Your task: In the entries that follow, how many lines hold the string "Krone"? Give only that number.

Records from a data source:
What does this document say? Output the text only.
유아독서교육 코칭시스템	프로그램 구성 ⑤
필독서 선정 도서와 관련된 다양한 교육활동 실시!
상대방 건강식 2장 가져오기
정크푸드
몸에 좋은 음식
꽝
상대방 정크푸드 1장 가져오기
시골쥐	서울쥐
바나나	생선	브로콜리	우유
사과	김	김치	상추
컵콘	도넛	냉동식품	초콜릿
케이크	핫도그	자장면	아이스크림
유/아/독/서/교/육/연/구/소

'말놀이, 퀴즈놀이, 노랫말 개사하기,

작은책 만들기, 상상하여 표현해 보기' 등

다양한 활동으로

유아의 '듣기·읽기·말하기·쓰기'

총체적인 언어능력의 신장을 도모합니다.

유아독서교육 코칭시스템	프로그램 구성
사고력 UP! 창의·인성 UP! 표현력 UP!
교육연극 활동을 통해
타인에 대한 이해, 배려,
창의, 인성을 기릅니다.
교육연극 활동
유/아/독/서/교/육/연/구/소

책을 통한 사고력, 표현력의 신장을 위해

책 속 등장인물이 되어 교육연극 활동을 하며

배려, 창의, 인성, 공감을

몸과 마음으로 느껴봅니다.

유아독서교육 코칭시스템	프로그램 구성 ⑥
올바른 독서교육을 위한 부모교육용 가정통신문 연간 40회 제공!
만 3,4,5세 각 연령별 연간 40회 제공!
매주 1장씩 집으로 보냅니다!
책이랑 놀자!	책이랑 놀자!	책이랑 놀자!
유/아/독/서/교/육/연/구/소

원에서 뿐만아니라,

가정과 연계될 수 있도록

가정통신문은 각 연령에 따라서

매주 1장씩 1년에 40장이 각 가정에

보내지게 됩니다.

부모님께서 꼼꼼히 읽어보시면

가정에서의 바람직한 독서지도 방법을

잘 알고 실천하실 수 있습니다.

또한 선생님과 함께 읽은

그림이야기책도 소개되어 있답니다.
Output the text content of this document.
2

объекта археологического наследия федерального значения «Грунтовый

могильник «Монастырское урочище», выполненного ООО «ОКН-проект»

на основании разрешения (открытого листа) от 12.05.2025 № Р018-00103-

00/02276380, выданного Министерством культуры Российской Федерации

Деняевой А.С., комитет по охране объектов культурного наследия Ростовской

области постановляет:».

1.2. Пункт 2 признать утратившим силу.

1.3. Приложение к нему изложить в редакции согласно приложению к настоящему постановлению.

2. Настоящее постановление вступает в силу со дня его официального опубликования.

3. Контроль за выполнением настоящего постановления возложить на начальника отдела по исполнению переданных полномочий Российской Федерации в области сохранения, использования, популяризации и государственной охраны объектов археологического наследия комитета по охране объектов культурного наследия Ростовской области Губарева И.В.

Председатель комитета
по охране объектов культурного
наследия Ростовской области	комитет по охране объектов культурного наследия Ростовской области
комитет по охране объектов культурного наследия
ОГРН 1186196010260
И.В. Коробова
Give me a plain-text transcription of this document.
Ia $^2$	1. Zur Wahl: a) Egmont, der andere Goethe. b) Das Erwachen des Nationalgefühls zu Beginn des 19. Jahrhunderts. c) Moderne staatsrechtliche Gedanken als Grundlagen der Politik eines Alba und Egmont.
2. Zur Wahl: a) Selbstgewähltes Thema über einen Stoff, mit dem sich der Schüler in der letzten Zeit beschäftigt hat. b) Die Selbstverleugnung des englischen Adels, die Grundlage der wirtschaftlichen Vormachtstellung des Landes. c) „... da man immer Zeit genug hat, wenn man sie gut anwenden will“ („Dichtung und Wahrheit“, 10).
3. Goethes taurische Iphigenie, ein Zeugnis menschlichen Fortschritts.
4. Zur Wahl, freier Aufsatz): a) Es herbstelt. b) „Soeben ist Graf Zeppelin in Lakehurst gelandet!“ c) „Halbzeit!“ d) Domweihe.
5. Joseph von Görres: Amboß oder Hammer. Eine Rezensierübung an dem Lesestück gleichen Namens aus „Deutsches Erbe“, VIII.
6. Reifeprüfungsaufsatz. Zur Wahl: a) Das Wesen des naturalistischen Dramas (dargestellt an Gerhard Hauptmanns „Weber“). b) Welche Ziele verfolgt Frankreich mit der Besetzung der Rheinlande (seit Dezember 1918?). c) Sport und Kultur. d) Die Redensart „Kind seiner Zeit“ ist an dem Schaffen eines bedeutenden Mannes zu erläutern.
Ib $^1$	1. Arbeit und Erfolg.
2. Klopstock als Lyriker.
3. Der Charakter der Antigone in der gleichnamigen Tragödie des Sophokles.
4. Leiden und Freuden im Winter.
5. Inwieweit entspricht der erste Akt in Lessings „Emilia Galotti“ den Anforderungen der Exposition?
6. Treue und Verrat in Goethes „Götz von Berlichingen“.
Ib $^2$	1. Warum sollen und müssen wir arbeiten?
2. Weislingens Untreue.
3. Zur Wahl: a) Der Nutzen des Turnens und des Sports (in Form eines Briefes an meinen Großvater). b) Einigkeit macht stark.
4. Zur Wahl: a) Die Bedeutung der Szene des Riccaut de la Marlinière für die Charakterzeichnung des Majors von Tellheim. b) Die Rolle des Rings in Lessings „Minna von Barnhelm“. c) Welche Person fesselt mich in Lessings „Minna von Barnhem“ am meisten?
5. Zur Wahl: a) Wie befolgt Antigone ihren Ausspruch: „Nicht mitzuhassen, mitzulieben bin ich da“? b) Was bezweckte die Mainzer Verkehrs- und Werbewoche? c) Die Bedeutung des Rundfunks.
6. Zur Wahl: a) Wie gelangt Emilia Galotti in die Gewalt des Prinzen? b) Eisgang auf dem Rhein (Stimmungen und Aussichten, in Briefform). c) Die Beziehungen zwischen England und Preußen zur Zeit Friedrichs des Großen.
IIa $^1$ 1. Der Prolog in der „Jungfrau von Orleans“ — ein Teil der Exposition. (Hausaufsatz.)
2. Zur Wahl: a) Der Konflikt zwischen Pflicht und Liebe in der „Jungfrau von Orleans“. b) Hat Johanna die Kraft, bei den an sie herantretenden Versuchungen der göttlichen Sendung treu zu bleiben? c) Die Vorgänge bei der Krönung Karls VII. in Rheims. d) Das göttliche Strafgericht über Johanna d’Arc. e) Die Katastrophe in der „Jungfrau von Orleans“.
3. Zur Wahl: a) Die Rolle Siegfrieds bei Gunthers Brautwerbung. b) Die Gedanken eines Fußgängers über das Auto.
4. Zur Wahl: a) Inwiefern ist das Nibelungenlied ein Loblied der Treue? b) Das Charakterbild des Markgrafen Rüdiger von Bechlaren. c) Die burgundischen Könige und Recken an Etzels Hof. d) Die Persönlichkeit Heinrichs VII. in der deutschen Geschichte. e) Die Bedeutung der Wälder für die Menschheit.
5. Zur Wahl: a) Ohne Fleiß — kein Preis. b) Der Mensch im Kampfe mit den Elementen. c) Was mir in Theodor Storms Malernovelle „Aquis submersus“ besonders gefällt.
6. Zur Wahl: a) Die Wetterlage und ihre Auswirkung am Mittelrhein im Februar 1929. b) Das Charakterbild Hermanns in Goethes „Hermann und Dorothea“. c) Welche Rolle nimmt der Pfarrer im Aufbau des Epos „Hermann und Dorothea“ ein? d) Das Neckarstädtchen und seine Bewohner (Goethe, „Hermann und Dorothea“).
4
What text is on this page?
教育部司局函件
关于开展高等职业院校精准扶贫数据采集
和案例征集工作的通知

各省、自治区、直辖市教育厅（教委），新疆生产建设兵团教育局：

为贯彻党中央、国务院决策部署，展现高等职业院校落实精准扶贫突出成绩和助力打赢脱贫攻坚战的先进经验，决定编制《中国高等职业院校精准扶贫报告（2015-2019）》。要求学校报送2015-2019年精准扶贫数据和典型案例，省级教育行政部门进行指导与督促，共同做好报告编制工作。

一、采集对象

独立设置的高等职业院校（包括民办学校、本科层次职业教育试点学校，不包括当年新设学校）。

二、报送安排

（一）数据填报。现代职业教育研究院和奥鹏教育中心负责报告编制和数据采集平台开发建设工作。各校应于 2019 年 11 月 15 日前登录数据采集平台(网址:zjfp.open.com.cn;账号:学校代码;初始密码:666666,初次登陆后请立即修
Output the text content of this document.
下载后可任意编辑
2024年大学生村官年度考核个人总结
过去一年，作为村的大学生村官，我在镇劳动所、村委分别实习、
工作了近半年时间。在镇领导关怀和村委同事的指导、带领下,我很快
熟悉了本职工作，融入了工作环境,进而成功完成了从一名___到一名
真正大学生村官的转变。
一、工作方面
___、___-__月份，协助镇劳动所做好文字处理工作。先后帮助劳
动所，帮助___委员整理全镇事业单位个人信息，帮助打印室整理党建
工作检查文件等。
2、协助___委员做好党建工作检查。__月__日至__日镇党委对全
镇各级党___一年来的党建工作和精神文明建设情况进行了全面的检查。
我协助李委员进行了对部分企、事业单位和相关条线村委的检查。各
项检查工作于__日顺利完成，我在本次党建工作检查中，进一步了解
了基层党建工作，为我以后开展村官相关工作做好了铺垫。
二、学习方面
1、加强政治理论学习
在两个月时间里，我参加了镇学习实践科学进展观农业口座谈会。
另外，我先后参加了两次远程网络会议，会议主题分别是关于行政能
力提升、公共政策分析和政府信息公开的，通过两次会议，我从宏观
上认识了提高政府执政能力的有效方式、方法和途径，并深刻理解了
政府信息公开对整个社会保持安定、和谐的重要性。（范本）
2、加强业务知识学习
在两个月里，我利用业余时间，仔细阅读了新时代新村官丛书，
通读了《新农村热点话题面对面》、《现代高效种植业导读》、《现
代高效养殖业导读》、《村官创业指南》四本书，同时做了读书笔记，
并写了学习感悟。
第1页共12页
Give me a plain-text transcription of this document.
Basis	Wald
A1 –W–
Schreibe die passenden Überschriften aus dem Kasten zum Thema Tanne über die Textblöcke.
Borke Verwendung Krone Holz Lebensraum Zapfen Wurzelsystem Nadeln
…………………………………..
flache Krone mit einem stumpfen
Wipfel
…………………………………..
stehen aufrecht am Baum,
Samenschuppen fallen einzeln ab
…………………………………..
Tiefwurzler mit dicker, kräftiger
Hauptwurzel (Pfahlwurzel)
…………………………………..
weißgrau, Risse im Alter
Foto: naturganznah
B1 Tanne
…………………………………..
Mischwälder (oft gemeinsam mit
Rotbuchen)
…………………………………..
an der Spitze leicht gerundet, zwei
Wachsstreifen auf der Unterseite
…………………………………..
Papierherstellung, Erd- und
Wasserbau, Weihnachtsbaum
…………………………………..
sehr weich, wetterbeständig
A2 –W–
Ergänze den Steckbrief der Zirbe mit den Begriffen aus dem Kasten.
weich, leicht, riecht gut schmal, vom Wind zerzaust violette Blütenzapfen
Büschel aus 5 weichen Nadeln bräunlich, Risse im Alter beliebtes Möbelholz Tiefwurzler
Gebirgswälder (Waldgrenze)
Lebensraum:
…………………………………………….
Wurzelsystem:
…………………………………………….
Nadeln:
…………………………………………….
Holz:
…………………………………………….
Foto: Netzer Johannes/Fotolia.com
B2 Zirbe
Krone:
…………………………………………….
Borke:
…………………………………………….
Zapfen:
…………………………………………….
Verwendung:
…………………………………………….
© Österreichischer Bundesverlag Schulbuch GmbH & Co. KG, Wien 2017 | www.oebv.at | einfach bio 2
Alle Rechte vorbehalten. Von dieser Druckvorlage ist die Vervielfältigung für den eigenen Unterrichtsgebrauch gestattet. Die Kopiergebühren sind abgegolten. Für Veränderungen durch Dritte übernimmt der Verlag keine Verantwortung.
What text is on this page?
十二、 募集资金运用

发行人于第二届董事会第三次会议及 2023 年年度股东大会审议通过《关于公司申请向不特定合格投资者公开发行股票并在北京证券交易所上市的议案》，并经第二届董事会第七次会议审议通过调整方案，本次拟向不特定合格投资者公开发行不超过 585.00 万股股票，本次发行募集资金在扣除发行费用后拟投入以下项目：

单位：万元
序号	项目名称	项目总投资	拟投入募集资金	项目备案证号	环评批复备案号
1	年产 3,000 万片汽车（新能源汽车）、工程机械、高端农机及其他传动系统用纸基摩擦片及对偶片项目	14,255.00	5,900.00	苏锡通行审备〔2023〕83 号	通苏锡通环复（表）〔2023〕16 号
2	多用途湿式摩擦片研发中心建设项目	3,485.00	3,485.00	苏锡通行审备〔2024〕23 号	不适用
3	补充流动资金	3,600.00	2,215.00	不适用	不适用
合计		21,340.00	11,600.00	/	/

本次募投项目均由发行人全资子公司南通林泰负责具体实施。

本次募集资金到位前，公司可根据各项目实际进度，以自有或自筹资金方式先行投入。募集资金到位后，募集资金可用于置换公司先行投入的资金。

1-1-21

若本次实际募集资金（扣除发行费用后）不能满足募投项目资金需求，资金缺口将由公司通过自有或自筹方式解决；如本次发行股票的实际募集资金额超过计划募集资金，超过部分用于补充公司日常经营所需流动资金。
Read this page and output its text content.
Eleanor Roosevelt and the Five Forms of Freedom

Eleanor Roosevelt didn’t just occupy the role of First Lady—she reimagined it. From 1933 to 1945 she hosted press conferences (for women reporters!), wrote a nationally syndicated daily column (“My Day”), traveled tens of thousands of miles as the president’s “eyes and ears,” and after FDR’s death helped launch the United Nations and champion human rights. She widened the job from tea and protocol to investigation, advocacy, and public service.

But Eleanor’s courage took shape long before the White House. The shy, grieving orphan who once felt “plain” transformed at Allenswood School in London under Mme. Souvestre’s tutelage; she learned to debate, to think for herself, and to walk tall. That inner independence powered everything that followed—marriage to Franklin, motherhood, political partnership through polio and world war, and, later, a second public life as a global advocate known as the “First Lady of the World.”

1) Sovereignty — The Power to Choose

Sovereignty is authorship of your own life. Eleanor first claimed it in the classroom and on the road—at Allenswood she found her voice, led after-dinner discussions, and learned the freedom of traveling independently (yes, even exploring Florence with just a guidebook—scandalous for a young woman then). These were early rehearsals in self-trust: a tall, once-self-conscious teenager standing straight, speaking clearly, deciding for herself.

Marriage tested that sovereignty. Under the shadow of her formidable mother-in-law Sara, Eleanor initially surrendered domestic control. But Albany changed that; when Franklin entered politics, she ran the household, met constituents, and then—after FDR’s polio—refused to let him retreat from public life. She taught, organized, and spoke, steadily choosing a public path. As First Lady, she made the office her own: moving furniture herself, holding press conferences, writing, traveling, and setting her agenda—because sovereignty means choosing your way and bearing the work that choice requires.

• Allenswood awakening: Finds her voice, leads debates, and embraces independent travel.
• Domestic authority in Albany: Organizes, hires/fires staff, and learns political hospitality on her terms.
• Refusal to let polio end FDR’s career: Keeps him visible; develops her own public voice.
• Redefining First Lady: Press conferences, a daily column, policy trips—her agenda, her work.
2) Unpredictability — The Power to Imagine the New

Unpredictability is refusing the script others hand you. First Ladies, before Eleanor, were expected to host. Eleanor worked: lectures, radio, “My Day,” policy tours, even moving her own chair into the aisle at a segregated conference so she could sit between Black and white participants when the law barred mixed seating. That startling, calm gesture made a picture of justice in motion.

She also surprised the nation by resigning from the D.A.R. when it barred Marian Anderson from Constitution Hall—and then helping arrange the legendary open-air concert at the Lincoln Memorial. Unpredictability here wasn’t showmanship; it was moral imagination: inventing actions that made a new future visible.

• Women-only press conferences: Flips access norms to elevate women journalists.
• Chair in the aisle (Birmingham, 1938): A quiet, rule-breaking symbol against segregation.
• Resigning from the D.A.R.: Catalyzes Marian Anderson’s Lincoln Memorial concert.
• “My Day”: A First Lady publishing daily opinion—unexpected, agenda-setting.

Full answer: 3